DESCRIPTION OF THE TASK: From the entries below, extract every line that includes the word "associés".

>> begin EXTRACTED MATERIAL

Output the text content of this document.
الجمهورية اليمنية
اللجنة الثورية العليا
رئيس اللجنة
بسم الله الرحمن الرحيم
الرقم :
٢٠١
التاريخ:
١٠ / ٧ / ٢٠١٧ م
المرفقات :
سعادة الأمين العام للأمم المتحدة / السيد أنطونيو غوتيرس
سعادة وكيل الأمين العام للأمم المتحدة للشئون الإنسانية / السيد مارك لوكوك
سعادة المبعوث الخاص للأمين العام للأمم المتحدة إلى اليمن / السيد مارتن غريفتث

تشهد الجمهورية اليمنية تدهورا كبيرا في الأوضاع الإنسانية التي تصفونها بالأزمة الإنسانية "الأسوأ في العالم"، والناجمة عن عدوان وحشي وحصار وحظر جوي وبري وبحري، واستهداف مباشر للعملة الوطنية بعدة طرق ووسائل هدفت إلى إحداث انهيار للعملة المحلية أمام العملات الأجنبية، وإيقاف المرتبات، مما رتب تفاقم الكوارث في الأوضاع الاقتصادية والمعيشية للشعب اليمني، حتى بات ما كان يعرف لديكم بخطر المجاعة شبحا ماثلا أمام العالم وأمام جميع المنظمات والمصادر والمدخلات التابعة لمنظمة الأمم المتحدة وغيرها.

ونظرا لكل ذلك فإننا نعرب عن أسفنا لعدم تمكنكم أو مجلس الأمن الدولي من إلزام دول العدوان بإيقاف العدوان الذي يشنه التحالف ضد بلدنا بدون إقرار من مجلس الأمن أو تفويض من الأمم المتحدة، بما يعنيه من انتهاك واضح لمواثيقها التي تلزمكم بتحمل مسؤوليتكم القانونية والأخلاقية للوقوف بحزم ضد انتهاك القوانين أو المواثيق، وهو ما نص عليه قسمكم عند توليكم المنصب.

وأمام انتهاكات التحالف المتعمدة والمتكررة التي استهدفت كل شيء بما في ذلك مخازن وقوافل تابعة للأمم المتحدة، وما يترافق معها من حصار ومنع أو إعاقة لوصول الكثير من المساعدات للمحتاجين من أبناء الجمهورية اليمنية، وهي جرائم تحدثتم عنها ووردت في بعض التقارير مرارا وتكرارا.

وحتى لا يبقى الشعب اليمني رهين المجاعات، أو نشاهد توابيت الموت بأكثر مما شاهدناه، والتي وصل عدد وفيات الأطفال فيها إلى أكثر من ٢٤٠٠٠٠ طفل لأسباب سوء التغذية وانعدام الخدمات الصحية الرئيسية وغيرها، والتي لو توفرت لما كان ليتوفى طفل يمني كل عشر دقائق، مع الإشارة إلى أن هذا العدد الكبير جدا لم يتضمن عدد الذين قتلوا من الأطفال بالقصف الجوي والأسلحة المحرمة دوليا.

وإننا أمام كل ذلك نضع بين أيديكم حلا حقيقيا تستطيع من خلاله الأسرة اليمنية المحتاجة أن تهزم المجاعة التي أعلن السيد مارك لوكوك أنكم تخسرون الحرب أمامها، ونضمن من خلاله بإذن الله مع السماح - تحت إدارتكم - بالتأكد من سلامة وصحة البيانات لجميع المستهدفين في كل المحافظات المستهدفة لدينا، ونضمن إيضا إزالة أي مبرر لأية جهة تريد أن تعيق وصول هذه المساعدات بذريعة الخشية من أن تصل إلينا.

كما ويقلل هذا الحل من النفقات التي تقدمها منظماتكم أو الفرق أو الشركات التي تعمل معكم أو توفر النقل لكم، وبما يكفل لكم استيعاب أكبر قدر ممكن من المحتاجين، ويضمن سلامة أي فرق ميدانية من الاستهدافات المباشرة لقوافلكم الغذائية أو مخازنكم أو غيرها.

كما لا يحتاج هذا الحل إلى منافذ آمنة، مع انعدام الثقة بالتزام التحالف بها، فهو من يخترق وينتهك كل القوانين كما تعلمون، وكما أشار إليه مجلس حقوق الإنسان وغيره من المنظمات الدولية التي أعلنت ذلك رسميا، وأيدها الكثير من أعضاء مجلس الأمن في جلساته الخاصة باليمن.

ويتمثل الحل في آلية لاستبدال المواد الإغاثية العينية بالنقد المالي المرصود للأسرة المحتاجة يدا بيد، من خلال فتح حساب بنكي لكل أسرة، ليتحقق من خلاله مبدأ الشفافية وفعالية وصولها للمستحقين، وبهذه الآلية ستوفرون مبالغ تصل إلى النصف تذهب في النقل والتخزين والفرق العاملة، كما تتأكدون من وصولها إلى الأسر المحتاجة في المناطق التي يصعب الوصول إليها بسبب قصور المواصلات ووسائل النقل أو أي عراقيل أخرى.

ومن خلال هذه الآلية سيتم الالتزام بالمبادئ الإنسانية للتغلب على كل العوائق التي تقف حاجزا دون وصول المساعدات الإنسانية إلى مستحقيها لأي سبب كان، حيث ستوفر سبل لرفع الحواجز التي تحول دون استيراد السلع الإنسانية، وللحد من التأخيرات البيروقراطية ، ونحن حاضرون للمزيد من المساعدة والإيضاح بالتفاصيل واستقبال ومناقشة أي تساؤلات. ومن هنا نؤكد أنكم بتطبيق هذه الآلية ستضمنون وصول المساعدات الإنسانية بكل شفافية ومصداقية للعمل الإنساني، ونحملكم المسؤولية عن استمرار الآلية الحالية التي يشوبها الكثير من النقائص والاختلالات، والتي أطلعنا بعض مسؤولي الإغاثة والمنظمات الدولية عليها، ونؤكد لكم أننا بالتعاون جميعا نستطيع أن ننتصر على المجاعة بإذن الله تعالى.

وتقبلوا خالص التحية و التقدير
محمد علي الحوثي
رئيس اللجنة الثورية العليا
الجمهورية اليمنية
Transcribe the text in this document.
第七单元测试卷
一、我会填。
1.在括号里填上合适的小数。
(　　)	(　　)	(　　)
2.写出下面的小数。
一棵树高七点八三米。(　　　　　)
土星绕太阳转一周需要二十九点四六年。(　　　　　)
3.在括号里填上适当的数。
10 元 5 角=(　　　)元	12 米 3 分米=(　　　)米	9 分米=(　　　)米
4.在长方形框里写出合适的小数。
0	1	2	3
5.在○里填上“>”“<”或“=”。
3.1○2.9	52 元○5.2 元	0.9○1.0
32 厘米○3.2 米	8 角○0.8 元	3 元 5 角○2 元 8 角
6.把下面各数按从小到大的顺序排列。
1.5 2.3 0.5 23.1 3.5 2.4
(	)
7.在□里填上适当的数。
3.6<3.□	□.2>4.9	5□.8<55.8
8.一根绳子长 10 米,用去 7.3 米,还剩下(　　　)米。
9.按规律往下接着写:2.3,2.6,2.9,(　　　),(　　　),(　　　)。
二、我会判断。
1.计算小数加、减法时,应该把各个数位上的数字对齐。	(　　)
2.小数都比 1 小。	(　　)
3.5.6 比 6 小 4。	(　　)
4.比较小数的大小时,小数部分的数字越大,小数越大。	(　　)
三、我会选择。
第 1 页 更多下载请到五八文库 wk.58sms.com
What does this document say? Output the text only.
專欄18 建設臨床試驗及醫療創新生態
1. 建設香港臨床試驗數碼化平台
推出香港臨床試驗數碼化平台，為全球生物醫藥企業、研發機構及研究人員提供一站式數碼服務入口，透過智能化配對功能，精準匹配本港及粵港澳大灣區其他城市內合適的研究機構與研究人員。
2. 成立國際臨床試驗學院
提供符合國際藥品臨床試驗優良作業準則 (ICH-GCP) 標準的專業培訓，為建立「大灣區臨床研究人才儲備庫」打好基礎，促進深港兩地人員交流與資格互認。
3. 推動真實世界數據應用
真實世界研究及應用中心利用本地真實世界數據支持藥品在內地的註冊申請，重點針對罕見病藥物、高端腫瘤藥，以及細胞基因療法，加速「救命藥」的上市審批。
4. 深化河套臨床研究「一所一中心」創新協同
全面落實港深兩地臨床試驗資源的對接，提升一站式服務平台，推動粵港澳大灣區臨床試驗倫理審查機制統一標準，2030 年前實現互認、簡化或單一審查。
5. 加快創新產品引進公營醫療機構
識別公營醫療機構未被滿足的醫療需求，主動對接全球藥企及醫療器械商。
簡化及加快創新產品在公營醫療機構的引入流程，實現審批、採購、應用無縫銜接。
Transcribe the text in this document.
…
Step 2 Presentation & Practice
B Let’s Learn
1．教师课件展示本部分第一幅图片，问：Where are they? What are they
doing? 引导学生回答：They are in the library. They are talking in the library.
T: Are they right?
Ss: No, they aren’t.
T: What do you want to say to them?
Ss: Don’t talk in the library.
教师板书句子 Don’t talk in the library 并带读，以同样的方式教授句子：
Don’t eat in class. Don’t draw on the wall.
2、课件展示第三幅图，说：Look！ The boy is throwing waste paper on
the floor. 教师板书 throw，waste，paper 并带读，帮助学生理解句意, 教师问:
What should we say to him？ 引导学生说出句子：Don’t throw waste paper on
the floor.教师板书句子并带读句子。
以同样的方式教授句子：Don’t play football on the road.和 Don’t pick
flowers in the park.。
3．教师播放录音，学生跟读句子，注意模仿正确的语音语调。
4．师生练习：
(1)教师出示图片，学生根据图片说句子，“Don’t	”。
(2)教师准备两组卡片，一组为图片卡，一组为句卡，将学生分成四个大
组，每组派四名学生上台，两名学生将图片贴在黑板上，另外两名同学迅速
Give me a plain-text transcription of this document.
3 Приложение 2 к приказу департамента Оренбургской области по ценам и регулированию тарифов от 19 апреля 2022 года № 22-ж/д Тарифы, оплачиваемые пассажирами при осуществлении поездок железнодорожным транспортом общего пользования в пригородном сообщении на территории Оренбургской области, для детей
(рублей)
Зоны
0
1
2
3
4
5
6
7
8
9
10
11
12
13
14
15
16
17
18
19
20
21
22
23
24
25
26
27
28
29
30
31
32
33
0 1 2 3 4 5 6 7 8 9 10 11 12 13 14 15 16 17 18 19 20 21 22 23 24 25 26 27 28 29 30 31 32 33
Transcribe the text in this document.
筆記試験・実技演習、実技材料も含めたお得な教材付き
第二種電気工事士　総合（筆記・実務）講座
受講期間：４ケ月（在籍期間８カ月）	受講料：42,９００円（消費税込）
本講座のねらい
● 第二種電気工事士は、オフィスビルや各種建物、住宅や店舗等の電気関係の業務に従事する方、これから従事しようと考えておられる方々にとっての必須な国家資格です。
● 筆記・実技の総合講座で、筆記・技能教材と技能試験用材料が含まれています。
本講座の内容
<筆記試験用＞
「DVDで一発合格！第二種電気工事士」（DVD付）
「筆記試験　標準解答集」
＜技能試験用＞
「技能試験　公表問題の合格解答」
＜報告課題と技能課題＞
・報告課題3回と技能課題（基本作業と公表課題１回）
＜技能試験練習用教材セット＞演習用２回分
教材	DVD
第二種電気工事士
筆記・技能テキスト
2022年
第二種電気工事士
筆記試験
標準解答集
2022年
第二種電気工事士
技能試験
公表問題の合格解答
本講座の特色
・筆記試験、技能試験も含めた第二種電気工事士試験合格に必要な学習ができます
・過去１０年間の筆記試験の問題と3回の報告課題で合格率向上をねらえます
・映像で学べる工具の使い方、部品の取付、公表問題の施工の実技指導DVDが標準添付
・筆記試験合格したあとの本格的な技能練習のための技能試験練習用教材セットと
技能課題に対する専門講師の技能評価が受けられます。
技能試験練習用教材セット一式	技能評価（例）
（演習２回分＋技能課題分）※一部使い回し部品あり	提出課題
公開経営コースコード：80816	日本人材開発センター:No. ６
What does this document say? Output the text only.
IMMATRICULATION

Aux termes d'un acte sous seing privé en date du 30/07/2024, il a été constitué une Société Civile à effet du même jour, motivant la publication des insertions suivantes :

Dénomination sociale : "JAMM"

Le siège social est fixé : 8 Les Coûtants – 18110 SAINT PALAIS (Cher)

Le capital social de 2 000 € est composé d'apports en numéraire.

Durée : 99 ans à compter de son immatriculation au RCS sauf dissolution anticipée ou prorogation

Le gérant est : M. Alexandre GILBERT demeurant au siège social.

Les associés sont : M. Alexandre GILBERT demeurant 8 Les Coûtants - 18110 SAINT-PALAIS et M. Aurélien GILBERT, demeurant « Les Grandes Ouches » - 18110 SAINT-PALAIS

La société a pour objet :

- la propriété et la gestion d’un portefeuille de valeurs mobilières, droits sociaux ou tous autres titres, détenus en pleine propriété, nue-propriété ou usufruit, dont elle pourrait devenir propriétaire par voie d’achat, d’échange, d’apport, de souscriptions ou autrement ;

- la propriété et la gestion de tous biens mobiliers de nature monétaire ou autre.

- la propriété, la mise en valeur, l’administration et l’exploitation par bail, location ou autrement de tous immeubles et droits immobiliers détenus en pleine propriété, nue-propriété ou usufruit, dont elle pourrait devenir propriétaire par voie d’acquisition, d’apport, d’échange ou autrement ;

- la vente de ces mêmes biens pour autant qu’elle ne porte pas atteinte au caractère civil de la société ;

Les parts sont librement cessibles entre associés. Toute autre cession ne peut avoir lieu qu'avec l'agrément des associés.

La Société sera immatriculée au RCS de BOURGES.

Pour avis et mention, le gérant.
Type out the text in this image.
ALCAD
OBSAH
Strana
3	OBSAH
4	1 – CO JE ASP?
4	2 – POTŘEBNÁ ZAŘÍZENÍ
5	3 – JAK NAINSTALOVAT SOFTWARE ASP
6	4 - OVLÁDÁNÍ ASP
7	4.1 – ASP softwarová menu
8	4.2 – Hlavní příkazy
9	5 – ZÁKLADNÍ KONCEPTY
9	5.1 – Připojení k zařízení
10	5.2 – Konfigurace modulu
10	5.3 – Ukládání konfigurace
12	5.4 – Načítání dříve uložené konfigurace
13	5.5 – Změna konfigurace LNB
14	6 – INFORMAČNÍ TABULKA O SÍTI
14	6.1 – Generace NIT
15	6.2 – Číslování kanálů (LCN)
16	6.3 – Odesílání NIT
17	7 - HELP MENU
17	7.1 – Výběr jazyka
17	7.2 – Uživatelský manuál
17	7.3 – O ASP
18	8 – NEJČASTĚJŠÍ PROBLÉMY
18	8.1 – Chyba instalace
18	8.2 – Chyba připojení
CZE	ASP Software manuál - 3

>> end EXTRACTED MATERIAL

SOLUTION FOR THIS PROBLEM:
Les associés sont : M. Alexandre GILBERT demeurant 8 Les Coûtants - 18110 SAINT-PALAIS et M. Aurélien GILBERT, demeurant « Les Grandes Ouches » - 18110 SAINT-PALAIS
Les parts sont librement cessibles entre associés. Toute autre cession ne peut avoir lieu qu'avec l'agrément des associés.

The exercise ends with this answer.